## Directions:
Provide an exact transcription of all the records.

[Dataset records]
::::::::

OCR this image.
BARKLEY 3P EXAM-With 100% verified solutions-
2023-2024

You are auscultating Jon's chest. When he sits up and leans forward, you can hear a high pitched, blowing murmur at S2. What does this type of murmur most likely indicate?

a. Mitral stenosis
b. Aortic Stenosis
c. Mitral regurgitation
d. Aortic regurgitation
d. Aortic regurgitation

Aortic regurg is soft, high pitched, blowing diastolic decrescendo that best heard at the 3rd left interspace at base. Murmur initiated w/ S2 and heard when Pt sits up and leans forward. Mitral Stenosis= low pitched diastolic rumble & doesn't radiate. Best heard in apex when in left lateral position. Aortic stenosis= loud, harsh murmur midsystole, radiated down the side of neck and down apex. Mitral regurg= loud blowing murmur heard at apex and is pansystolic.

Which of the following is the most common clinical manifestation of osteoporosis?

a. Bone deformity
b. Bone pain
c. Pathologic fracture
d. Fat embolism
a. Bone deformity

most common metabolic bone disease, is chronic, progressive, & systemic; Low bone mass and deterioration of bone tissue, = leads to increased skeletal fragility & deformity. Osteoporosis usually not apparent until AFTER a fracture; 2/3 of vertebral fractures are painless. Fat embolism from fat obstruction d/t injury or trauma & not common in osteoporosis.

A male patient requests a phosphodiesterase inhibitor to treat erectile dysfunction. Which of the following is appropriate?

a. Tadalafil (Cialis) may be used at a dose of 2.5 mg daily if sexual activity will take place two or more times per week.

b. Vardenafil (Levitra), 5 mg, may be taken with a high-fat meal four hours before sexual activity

::::::::

## The output:
OCR this image.
BARKLEY 3P EXAM-With 100% verified solutions-
2023-2024

You are auscultating Jon's chest. When he sits up and leans forward, you can hear a high pitched, blowing murmur at S2. What does this type of murmur most likely indicate?

a. Mitral stenosis
b. Aortic Stenosis
c. Mitral regurgitation
d. Aortic regurgitation
d. Aortic regurgitation

Aortic regurg is soft, high pitched, blowing diastolic decrescendo that best heard at the 3rd left interspace at base. Murmur initiated w/ S2 and heard when Pt sits up and leans forward. Mitral Stenosis= low pitched diastolic rumble & doesn't radiate. Best heard in apex when in left lateral position. Aortic stenosis= loud, harsh murmur midsystole, radiated down the side of neck and down apex. Mitral regurg= loud blowing murmur heard at apex and is pansystolic.

Which of the following is the most common clinical manifestation of osteoporosis?

a. Bone deformity
b. Bone pain
c. Pathologic fracture
d. Fat embolism
a. Bone deformity

most common metabolic bone disease, is chronic, progressive, & systemic; Low bone mass and deterioration of bone tissue, = leads to increased skeletal fragility & deformity. Osteoporosis usually not apparent until AFTER a fracture; 2/3 of vertebral fractures are painless. Fat embolism from fat obstruction d/t injury or trauma & not common in osteoporosis.

A male patient requests a phosphodiesterase inhibitor to treat erectile dysfunction. Which of the following is appropriate?

a. Tadalafil (Cialis) may be used at a dose of 2.5 mg daily if sexual activity will take place two or more times per week.

b. Vardenafil (Levitra), 5 mg, may be taken with a high-fat meal four hours before sexual activity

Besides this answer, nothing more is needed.